#### What you have to do:
Leave every picture out and write out the records below exactly.

Records about charts and figures
————

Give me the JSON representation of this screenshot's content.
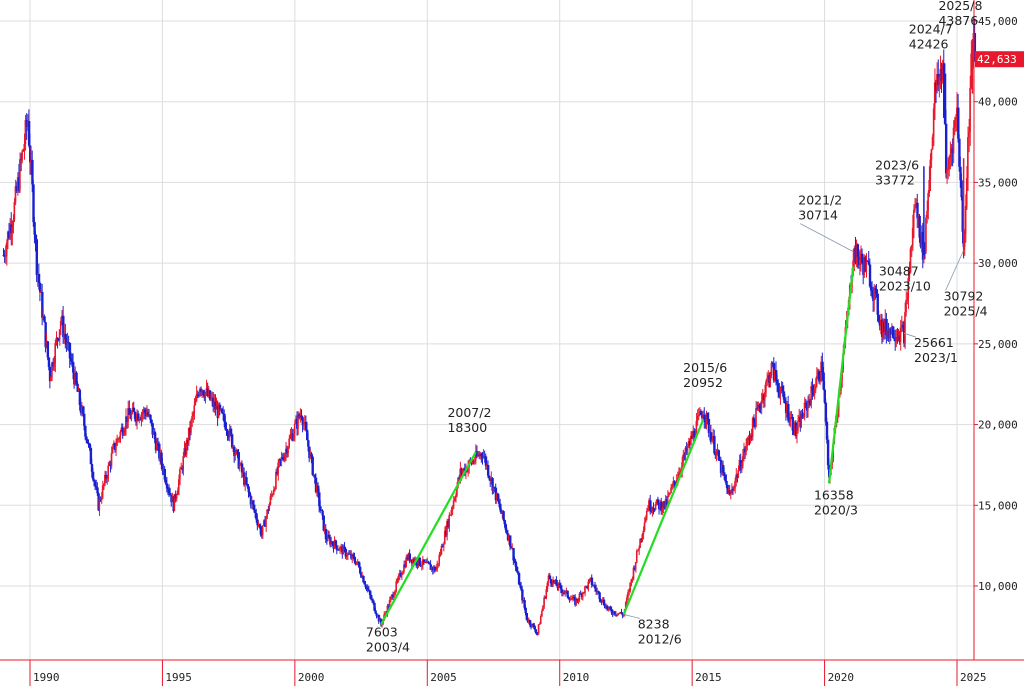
{
  "chart_data": {
    "type": "candlestick",
    "title": "",
    "xlabel": "",
    "ylabel": "",
    "x_range": [
      "1989/01",
      "2025/09"
    ],
    "y_range": [
      7000,
      46000
    ],
    "grid": true,
    "y_ticks": [
      "45,000",
      "40,000",
      "35,000",
      "30,000",
      "25,000",
      "20,000",
      "15,000",
      "10,000"
    ],
    "y_tick_values": [
      45000,
      40000,
      35000,
      30000,
      25000,
      20000,
      15000,
      10000
    ],
    "x_ticks": [
      "1990",
      "1995",
      "2000",
      "2005",
      "2010",
      "2015",
      "2020",
      "2025"
    ],
    "current_price": {
      "label": "42,633",
      "value": 42633
    },
    "colors": {
      "up": "#e8182c",
      "down": "#1820d0",
      "trend": "#22dd22",
      "grid": "#dddddd",
      "axis": "#e8182c",
      "tag": "#e8182c"
    },
    "series": [
      {
        "values": [
          [
            "1989/01",
            30500
          ],
          [
            "1989/06",
            33500
          ],
          [
            "1989/12",
            38900
          ],
          [
            "1990/04",
            30000
          ],
          [
            "1990/10",
            23000
          ],
          [
            "1991/03",
            26500
          ],
          [
            "1991/09",
            23000
          ],
          [
            "1992/03",
            19000
          ],
          [
            "1992/08",
            15000
          ],
          [
            "1993/03",
            18500
          ],
          [
            "1993/09",
            20500
          ],
          [
            "1994/06",
            20800
          ],
          [
            "1995/06",
            15000
          ],
          [
            "1996/06",
            22500
          ],
          [
            "1997/06",
            20000
          ],
          [
            "1998/10",
            13200
          ],
          [
            "1999/06",
            17500
          ],
          [
            "2000/04",
            20800
          ],
          [
            "2001/03",
            13000
          ],
          [
            "2002/05",
            11500
          ],
          [
            "2003/04",
            7603
          ],
          [
            "2004/04",
            11800
          ],
          [
            "2005/05",
            11000
          ],
          [
            "2006/04",
            17000
          ],
          [
            "2007/02",
            18300
          ],
          [
            "2008/03",
            12500
          ],
          [
            "2008/10",
            8000
          ],
          [
            "2009/03",
            7100
          ],
          [
            "2009/08",
            10500
          ],
          [
            "2010/08",
            9000
          ],
          [
            "2011/03",
            10300
          ],
          [
            "2011/11",
            8500
          ],
          [
            "2012/06",
            8238
          ],
          [
            "2013/05",
            15000
          ],
          [
            "2014/01",
            15000
          ],
          [
            "2015/06",
            20952
          ],
          [
            "2016/06",
            15500
          ],
          [
            "2018/01",
            23500
          ],
          [
            "2018/12",
            19500
          ],
          [
            "2019/12",
            23600
          ],
          [
            "2020/03",
            16358
          ],
          [
            "2020/12",
            27400
          ],
          [
            "2021/02",
            30714
          ],
          [
            "2021/09",
            29500
          ],
          [
            "2022/03",
            26000
          ],
          [
            "2023/01",
            25661
          ],
          [
            "2023/06",
            33772
          ],
          [
            "2023/10",
            30487
          ],
          [
            "2024/03",
            40500
          ],
          [
            "2024/07",
            42426
          ],
          [
            "2024/08",
            35000
          ],
          [
            "2025/01",
            39500
          ],
          [
            "2025/04",
            30792
          ],
          [
            "2025/08",
            43876
          ],
          [
            "2025/09",
            42633
          ]
        ]
      }
    ],
    "trend_lines": [
      {
        "from": [
          "2003/04",
          7603
        ],
        "to": [
          "2006/11",
          18300
        ]
      },
      {
        "from": [
          "2012/06",
          8238
        ],
        "to": [
          "2015/06",
          20300
        ]
      },
      {
        "from": [
          "2020/03",
          16358
        ],
        "to": [
          "2021/02",
          29800
        ]
      }
    ],
    "annotations": [
      {
        "date": "2003/4",
        "value": "7603",
        "pos": "below"
      },
      {
        "date": "2007/2",
        "value": "18300",
        "pos": "above"
      },
      {
        "date": "2012/6",
        "value": "8238",
        "pos": "below"
      },
      {
        "date": "2015/6",
        "value": "20952",
        "pos": "above"
      },
      {
        "date": "2020/3",
        "value": "16358",
        "pos": "below"
      },
      {
        "date": "2021/2",
        "value": "30714",
        "pos": "above"
      },
      {
        "date": "2023/1",
        "value": "25661",
        "pos": "below"
      },
      {
        "date": "2023/6",
        "value": "33772",
        "pos": "above"
      },
      {
        "date": "2023/10",
        "value": "30487",
        "pos": "below"
      },
      {
        "date": "2024/7",
        "value": "42426",
        "pos": "above"
      },
      {
        "date": "2025/4",
        "value": "30792",
        "pos": "below"
      },
      {
        "date": "2025/8",
        "value": "43876",
        "pos": "above"
      }
    ]
  }
}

————

#### Answer:
Give me the JSON representation of this screenshot's content.
{
  "chart_data": {
    "type": "candlestick",
    "title": "",
    "xlabel": "",
    "ylabel": "",
    "x_range": [
      "1989/01",
      "2025/09"
    ],
    "y_range": [
      7000,
      46000
    ],
    "grid": true,
    "y_ticks": [
      "45,000",
      "40,000",
      "35,000",
      "30,000",
      "25,000",
      "20,000",
      "15,000",
      "10,000"
    ],
    "y_tick_values": [
      45000,
      40000,
      35000,
      30000,
      25000,
      20000,
      15000,
      10000
    ],
    "x_ticks": [
      "1990",
      "1995",
      "2000",
      "2005",
      "2010",
      "2015",
      "2020",
      "2025"
    ],
    "current_price": {
      "label": "42,633",
      "value": 42633
    },
    "colors": {
      "up": "#e8182c",
      "down": "#1820d0",
      "trend": "#22dd22",
      "grid": "#dddddd",
      "axis": "#e8182c",
      "tag": "#e8182c"
    },
    "series": [
      {
        "values": [
          [
            "1989/01",
            30500
          ],
          [
            "1989/06",
            33500
          ],
          [
            "1989/12",
            38900
          ],
          [
            "1990/04",
            30000
          ],
          [
            "1990/10",
            23000
          ],
          [
            "1991/03",
            26500
          ],
          [
            "1991/09",
            23000
          ],
          [
            "1992/03",
            19000
          ],
          [
            "1992/08",
            15000
          ],
          [
            "1993/03",
            18500
          ],
          [
            "1993/09",
            20500
          ],
          [
            "1994/06",
            20800
          ],
          [
            "1995/06",
            15000
          ],
          [
            "1996/06",
            22500
          ],
          [
            "1997/06",
            20000
          ],
          [
            "1998/10",
            13200
          ],
          [
            "1999/06",
            17500
          ],
          [
            "2000/04",
            20800
          ],
          [
            "2001/03",
            13000
          ],
          [
            "2002/05",
            11500
          ],
          [
            "2003/04",
            7603
          ],
          [
            "2004/04",
            11800
          ],
          [
            "2005/05",
            11000
          ],
          [
            "2006/04",
            17000
          ],
          [
            "2007/02",
            18300
          ],
          [
            "2008/03",
            12500
          ],
          [
            "2008/10",
            8000
          ],
          [
            "2009/03",
            7100
          ],
          [
            "2009/08",
            10500
          ],
          [
            "2010/08",
            9000
          ],
          [
            "2011/03",
            10300
          ],
          [
            "2011/11",
            8500
          ],
          [
            "2012/06",
            8238
          ],
          [
            "2013/05",
            15000
          ],
          [
            "2014/01",
            15000
          ],
          [
            "2015/06",
            20952
          ],
          [
            "2016/06",
            15500
          ],
          [
            "2018/01",
            23500
          ],
          [
            "2018/12",
            19500
          ],
          [
            "2019/12",
            23600
          ],
          [
            "2020/03",
            16358
          ],
          [
            "2020/12",
            27400
          ],
          [
            "2021/02",
            30714
          ],
          [
            "2021/09",
            29500
          ],
          [
            "2022/03",
            26000
          ],
          [
            "2023/01",
            25661
          ],
          [
            "2023/06",
            33772
          ],
          [
            "2023/10",
            30487
          ],
          [
            "2024/03",
            40500
          ],
          [
            "2024/07",
            42426
          ],
          [
            "2024/08",
            35000
          ],
          [
            "2025/01",
            39500
          ],
          [
            "2025/04",
            30792
          ],
          [
            "2025/08",
            43876
          ],
          [
            "2025/09",
            42633
          ]
        ]
      }
    ],
    "trend_lines": [
      {
        "from": [
          "2003/04",
          7603
        ],
        "to": [
          "2006/11",
          18300
        ]
      },
      {
        "from": [
          "2012/06",
          8238
        ],
        "to": [
          "2015/06",
          20300
        ]
      },
      {
        "from": [
          "2020/03",
          16358
        ],
        "to": [
          "2021/02",
          29800
        ]
      }
    ],
    "annotations": [
      {
        "date": "2003/4",
        "value": "7603",
        "pos": "below"
      },
      {
        "date": "2007/2",
        "value": "18300",
        "pos": "above"
      },
      {
        "date": "2012/6",
        "value": "8238",
        "pos": "below"
      },
      {
        "date": "2015/6",
        "value": "20952",
        "pos": "above"
      },
      {
        "date": "2020/3",
        "value": "16358",
        "pos": "below"
      },
      {
        "date": "2021/2",
        "value": "30714",
        "pos": "above"
      },
      {
        "date": "2023/1",
        "value": "25661",
        "pos": "below"
      },
      {
        "date": "2023/6",
        "value": "33772",
        "pos": "above"
      },
      {
        "date": "2023/10",
        "value": "30487",
        "pos": "below"
      },
      {
        "date": "2024/7",
        "value": "42426",
        "pos": "above"
      },
      {
        "date": "2025/4",
        "value": "30792",
        "pos": "below"
      },
      {
        "date": "2025/8",
        "value": "43876",
        "pos": "above"
      }
    ]
  }
}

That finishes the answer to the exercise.